> Exercise description
Exactly repeat the full listing that follows.

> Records
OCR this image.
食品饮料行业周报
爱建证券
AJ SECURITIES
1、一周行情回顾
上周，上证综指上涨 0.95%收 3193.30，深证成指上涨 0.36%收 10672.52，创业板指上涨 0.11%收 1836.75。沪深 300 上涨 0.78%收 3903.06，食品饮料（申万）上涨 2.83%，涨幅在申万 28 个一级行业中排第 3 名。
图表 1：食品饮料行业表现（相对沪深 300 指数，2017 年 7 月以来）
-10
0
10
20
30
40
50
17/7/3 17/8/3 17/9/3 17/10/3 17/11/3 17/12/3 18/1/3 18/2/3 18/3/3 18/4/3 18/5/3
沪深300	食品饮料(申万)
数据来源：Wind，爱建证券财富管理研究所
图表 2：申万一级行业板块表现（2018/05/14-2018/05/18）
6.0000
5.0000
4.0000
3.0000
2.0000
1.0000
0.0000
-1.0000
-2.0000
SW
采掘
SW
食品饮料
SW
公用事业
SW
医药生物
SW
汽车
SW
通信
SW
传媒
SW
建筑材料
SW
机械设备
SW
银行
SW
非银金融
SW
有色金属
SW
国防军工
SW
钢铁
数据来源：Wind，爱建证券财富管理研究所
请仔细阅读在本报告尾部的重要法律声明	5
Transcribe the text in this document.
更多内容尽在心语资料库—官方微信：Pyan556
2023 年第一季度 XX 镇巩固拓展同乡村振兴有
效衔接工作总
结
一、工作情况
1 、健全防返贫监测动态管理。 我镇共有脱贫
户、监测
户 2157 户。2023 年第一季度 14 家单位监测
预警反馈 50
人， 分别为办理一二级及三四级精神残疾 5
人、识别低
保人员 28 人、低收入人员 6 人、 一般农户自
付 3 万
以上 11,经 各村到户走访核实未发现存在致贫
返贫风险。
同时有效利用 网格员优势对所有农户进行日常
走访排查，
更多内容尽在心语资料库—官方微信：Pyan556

> Response to the exercise
OCR this image.
食品饮料行业周报
爱建证券
AJ SECURITIES
1、一周行情回顾
上周，上证综指上涨 0.95%收 3193.30，深证成指上涨 0.36%收 10672.52，创业板指上涨 0.11%收 1836.75。沪深 300 上涨 0.78%收 3903.06，食品饮料（申万）上涨 2.83%，涨幅在申万 28 个一级行业中排第 3 名。
图表 1：食品饮料行业表现（相对沪深 300 指数，2017 年 7 月以来）
-10
0
10
20
30
40
50
17/7/3 17/8/3 17/9/3 17/10/3 17/11/3 17/12/3 18/1/3 18/2/3 18/3/3 18/4/3 18/5/3
沪深300	食品饮料(申万)
数据来源：Wind，爱建证券财富管理研究所
图表 2：申万一级行业板块表现（2018/05/14-2018/05/18）
6.0000
5.0000
4.0000
3.0000
2.0000
1.0000
0.0000
-1.0000
-2.0000
SW
采掘
SW
食品饮料
SW
公用事业
SW
医药生物
SW
汽车
SW
通信
SW
传媒
SW
建筑材料
SW
机械设备
SW
银行
SW
非银金融
SW
有色金属
SW
国防军工
SW
钢铁
数据来源：Wind，爱建证券财富管理研究所
请仔细阅读在本报告尾部的重要法律声明	5
Transcribe the text in this document.
更多内容尽在心语资料库—官方微信：Pyan556
2023 年第一季度 XX 镇巩固拓展同乡村振兴有
效衔接工作总
结
一、工作情况
1 、健全防返贫监测动态管理。 我镇共有脱贫
户、监测
户 2157 户。2023 年第一季度 14 家单位监测
预警反馈 50
人， 分别为办理一二级及三四级精神残疾 5
人、识别低
保人员 28 人、低收入人员 6 人、 一般农户自
付 3 万
以上 11,经 各村到户走访核实未发现存在致贫
返贫风险。
同时有效利用 网格员优势对所有农户进行日常
走访排查，
更多内容尽在心语资料库—官方微信：Pyan556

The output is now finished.